**TASK TO CARRY OUT:** Identify all lines of the data containing the string "których" and copy them.

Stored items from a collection
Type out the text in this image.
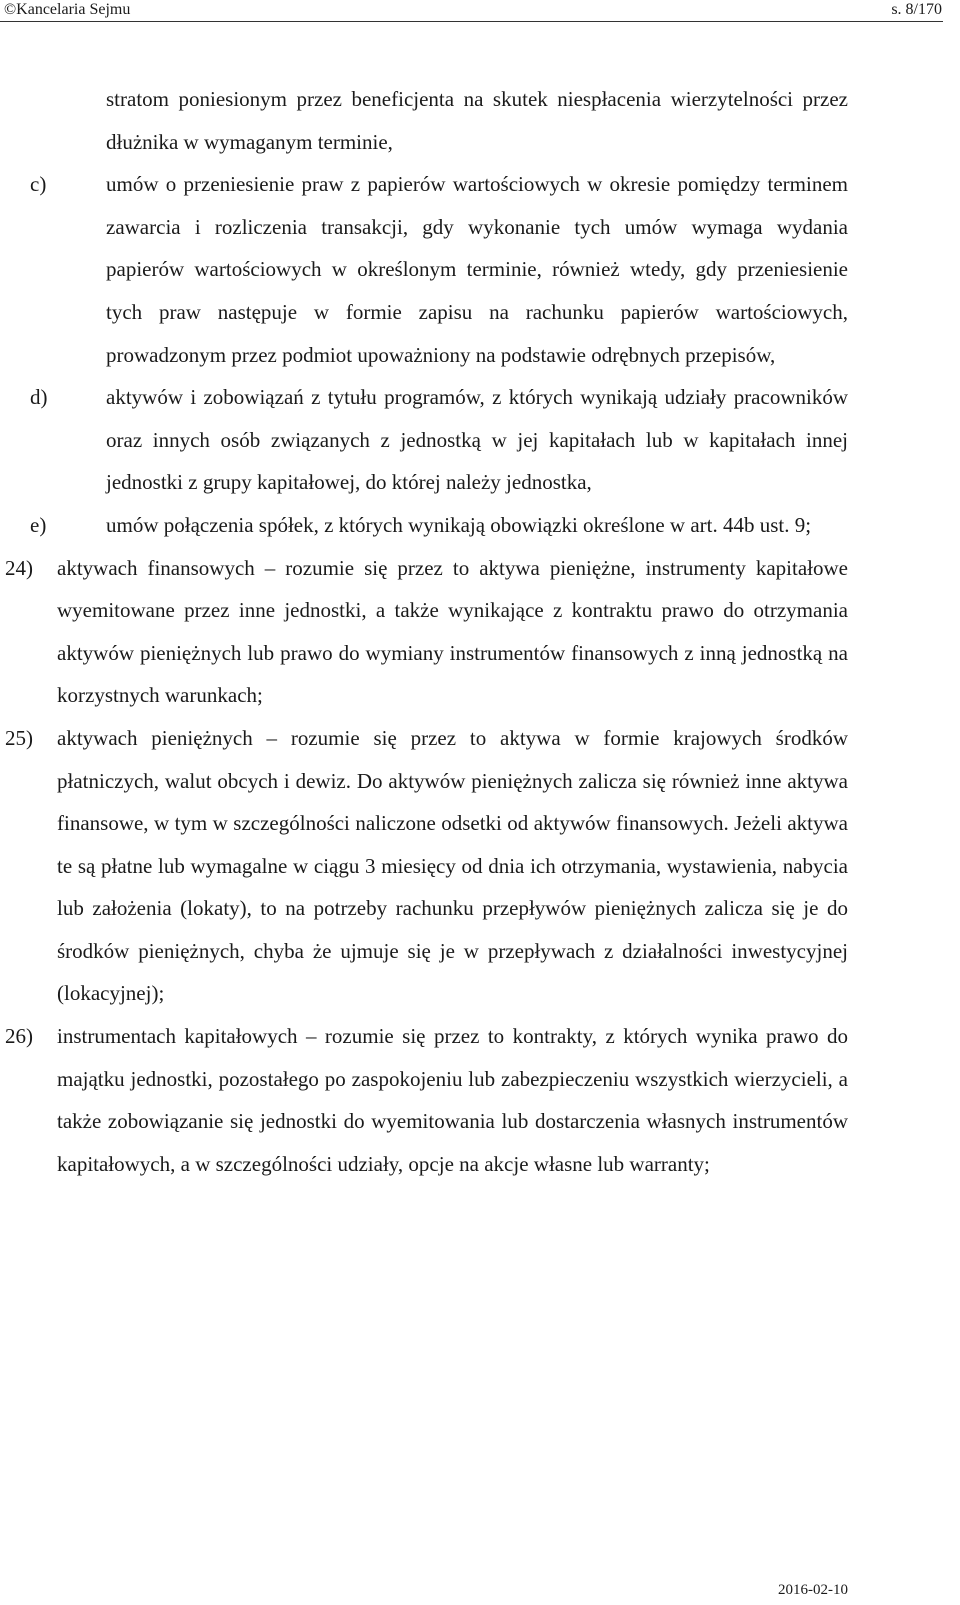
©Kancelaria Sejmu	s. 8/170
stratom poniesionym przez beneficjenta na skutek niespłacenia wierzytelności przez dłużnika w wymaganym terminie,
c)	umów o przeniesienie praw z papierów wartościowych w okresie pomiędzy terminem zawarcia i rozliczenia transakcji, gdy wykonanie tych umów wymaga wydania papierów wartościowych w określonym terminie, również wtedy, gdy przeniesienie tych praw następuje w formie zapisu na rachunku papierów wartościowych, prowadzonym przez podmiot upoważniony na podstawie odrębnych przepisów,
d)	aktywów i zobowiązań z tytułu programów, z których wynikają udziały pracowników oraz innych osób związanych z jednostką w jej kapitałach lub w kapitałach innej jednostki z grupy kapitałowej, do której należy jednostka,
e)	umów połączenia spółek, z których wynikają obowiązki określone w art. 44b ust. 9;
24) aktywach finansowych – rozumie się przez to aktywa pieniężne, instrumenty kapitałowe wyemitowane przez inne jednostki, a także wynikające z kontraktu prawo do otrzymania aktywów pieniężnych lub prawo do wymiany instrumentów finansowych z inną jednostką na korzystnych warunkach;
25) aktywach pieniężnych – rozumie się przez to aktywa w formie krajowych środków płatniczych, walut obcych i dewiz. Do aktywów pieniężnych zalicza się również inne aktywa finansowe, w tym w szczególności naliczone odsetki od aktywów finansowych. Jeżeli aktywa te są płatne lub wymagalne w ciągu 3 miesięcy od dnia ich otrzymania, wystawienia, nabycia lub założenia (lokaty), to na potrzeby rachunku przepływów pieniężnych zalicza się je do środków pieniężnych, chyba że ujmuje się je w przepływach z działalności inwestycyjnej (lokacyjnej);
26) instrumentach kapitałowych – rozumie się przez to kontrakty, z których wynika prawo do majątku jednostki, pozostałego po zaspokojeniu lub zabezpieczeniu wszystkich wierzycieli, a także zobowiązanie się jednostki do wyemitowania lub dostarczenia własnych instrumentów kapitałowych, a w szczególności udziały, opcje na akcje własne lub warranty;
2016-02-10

**FULL SOLUTION:**
d)	aktywów i zobowiązań z tytułu programów, z których wynikają udziały pracowników oraz innych osób związanych z jednostką w jej kapitałach lub w kapitałach innej jednostki z grupy kapitałowej, do której należy jednostka,
e)	umów połączenia spółek, z których wynikają obowiązki określone w art. 44b ust. 9;
26) instrumentach kapitałowych – rozumie się przez to kontrakty, z których wynika prawo do majątku jednostki, pozostałego po zaspokojeniu lub zabezpieczeniu wszystkich wierzycieli, a także zobowiązanie się jednostki do wyemitowania lub dostarczenia własnych instrumentów kapitałowych, a w szczególności udziały, opcje na akcje własne lub warranty;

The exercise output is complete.